### What to produce
Search the records that follow and extract every line containing the string "BINANCE".

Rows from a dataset
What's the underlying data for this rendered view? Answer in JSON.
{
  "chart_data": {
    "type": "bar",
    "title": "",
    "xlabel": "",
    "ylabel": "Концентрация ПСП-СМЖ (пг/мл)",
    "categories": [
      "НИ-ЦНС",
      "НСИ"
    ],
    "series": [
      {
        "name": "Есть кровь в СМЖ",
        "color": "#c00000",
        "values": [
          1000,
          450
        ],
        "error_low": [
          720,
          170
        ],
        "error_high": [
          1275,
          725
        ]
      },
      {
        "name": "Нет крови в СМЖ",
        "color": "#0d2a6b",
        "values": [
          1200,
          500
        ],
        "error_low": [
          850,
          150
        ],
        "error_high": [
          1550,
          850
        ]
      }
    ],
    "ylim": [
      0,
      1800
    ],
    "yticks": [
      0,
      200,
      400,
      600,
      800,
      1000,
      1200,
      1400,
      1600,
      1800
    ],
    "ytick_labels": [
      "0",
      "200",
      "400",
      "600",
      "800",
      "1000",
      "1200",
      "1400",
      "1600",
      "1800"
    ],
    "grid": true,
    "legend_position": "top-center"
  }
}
* * *
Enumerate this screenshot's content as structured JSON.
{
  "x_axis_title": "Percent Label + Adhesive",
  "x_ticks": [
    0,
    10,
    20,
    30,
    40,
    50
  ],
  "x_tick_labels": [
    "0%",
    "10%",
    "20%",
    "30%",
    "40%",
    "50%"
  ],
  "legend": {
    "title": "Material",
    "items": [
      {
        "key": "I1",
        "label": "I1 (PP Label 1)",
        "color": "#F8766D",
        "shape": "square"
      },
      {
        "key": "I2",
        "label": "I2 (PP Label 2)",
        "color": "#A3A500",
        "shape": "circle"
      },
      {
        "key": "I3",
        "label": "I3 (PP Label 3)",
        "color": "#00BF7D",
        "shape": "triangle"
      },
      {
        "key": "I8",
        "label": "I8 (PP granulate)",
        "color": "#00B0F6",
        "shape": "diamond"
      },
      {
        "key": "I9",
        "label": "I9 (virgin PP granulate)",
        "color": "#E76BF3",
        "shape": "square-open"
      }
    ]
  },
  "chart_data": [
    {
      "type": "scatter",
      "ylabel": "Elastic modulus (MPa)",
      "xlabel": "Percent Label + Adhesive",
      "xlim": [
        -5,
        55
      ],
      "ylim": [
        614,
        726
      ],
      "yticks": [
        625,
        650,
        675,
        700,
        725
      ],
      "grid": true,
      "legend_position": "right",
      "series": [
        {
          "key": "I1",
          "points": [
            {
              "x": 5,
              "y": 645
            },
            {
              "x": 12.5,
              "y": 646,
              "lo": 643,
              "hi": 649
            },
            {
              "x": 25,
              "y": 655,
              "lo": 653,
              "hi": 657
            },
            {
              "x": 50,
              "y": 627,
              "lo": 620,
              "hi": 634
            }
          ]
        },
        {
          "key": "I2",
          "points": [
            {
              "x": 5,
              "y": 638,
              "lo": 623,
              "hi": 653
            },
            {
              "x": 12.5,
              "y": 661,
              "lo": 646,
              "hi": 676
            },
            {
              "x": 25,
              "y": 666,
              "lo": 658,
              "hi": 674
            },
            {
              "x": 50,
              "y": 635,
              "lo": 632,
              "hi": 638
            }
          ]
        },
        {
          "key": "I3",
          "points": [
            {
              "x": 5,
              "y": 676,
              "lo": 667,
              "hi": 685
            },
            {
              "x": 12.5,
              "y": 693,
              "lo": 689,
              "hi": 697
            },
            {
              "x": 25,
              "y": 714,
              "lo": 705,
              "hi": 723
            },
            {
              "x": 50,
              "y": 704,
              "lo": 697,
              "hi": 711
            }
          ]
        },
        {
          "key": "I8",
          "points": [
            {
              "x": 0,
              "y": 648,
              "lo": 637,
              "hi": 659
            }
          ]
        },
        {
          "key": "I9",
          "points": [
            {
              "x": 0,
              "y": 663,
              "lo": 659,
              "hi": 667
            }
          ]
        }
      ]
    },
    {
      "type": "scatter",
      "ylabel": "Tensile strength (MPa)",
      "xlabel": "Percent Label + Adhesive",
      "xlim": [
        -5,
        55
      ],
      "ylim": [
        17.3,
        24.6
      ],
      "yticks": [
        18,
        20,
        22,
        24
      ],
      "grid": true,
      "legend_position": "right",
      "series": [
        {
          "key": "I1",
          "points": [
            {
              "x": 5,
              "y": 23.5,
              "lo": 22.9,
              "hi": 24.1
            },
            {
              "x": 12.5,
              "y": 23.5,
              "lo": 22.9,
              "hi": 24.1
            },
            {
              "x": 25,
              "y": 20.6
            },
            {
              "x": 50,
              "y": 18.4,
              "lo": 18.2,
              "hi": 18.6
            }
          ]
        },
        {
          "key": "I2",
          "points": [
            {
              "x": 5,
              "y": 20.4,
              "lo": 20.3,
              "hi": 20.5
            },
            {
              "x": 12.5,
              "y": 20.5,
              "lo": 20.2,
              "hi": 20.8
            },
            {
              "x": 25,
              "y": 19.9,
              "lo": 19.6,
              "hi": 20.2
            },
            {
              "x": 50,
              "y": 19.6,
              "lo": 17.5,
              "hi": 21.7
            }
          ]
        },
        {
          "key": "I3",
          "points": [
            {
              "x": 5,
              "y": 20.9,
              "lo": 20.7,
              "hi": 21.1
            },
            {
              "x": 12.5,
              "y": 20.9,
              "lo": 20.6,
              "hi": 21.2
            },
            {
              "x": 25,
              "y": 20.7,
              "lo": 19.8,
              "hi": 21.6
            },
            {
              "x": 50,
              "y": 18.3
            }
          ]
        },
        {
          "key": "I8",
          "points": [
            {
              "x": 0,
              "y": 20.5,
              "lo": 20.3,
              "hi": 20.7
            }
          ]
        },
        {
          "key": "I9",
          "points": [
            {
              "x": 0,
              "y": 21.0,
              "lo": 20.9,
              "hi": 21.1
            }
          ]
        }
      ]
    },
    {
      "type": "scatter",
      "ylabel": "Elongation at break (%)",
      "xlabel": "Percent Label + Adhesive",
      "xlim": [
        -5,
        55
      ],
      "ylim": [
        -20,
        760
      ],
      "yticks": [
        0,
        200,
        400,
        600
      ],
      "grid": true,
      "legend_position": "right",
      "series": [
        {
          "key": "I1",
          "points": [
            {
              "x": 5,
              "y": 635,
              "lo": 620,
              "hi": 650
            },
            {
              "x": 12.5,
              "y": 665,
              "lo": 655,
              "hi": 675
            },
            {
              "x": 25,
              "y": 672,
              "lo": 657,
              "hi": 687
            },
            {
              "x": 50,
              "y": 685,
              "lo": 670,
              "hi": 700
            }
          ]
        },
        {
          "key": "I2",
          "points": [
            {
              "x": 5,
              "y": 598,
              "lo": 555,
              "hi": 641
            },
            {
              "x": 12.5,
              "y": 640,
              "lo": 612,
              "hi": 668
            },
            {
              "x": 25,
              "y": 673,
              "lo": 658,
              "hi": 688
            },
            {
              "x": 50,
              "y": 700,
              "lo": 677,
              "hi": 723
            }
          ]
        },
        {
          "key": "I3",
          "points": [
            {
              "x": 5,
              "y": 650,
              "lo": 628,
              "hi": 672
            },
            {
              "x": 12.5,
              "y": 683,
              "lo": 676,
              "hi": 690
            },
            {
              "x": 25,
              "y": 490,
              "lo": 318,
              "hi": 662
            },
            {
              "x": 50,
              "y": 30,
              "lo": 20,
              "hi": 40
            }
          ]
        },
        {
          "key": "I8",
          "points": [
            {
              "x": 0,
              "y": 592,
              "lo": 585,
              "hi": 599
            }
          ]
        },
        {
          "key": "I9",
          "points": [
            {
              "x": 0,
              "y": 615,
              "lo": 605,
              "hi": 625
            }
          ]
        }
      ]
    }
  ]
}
* * *
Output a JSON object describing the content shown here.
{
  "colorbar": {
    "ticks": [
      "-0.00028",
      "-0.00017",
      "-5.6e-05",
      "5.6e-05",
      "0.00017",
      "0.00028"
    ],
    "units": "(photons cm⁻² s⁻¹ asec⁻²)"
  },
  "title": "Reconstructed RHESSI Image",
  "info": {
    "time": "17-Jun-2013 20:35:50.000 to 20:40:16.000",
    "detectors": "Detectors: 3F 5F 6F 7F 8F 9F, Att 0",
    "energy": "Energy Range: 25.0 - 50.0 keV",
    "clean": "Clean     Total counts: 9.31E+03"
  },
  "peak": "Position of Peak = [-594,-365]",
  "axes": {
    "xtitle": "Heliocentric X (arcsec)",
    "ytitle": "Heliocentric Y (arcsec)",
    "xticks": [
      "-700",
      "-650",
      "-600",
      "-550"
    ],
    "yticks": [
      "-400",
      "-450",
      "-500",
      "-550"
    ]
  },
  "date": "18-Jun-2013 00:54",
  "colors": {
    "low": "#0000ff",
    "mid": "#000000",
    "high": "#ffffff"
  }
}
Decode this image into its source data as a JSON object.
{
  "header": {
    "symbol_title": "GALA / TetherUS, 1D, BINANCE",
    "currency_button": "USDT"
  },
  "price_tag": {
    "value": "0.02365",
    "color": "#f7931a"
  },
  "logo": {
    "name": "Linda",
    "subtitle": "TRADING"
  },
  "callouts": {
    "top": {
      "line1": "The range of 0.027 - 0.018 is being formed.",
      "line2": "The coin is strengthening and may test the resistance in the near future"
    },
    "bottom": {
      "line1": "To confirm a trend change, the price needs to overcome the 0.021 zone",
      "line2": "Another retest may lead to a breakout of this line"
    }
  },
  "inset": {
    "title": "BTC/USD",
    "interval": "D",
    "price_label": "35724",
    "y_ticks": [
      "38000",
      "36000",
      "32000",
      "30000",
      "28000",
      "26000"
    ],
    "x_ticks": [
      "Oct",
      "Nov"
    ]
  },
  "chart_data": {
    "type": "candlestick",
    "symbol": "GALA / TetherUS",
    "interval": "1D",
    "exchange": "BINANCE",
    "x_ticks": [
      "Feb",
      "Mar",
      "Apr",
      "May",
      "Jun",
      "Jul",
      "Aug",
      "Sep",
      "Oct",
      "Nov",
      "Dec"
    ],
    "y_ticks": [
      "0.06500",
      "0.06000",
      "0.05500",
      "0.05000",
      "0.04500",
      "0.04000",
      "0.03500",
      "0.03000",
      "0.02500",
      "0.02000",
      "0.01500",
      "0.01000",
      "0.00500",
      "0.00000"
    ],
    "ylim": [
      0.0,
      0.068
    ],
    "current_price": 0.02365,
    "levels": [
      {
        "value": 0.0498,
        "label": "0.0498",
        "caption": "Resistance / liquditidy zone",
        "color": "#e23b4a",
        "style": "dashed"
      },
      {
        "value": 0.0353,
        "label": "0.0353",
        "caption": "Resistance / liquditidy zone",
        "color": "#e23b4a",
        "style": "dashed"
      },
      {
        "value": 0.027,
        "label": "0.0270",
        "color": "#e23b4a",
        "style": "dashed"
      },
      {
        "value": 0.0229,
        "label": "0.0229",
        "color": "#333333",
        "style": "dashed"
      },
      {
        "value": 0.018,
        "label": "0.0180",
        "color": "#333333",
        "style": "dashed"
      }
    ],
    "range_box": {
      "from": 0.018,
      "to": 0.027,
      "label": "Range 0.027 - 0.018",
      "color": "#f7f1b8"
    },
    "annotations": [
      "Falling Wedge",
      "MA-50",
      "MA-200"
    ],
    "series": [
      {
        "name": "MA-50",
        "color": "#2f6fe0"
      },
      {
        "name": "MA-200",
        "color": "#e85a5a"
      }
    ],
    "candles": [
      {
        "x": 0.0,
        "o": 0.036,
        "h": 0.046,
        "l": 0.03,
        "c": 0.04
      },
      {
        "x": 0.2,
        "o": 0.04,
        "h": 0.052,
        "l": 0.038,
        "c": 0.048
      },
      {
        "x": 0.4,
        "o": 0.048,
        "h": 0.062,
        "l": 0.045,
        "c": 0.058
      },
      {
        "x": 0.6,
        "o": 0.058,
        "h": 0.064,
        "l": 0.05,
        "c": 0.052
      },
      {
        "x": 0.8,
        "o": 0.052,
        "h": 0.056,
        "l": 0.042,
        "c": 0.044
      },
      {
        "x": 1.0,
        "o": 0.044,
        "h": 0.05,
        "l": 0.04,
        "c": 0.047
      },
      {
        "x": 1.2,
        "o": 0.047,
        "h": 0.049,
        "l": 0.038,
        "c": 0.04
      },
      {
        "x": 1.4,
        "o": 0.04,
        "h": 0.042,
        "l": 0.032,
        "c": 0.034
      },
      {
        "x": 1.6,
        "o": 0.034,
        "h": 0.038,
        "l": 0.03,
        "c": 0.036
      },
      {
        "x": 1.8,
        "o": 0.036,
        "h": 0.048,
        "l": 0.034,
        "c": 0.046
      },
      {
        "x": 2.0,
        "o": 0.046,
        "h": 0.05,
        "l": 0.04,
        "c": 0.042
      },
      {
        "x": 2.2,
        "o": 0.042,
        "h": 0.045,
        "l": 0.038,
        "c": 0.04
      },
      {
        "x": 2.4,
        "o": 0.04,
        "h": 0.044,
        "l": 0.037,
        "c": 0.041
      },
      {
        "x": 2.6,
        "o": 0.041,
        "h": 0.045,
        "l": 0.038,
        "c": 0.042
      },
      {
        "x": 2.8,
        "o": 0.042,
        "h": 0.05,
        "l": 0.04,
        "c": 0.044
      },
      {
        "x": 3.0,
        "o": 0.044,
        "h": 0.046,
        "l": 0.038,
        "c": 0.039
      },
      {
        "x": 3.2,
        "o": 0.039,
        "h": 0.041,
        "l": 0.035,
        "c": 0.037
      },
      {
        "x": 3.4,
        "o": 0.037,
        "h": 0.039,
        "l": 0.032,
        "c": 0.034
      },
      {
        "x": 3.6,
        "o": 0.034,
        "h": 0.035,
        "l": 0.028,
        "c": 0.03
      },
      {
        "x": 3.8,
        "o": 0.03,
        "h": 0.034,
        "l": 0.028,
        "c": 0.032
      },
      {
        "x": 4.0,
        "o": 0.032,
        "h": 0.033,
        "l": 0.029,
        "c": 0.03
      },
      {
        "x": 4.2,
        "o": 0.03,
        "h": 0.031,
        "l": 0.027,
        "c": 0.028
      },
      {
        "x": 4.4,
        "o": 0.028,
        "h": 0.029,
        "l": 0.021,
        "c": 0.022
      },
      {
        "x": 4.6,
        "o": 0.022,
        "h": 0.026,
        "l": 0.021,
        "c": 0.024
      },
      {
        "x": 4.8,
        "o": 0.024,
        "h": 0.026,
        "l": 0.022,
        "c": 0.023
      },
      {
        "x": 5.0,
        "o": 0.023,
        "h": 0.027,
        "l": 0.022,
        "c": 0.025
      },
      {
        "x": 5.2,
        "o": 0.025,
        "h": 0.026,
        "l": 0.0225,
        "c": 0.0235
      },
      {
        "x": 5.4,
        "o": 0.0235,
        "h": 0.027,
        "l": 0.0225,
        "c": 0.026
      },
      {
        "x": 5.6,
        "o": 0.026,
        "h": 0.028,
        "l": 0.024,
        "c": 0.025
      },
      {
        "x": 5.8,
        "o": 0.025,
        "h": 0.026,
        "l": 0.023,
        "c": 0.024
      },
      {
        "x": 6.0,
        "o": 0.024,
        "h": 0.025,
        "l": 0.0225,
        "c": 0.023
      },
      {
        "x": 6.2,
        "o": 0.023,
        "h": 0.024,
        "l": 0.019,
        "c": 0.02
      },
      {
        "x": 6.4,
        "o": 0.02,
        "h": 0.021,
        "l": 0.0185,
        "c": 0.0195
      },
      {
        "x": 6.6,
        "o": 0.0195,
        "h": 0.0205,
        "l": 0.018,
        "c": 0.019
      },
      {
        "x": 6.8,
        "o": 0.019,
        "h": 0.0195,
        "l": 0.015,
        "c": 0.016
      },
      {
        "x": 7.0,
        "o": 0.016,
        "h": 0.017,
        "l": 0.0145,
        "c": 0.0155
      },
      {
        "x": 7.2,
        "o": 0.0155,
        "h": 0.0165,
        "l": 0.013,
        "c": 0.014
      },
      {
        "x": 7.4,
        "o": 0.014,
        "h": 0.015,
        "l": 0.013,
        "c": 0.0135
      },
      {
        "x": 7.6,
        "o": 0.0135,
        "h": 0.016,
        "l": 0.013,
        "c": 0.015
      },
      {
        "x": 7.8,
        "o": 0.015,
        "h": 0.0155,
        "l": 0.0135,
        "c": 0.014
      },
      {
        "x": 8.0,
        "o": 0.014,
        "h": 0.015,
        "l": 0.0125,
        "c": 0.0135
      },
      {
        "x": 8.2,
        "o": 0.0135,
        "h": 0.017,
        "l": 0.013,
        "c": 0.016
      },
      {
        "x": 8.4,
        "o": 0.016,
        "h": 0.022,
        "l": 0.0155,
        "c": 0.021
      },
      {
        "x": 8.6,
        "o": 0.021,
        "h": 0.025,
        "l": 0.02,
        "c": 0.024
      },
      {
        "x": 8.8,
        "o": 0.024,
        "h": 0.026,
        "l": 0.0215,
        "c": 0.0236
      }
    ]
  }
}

### The result
    "symbol_title": "GALA / TetherUS, 1D, BINANCE",
    "exchange": "BINANCE",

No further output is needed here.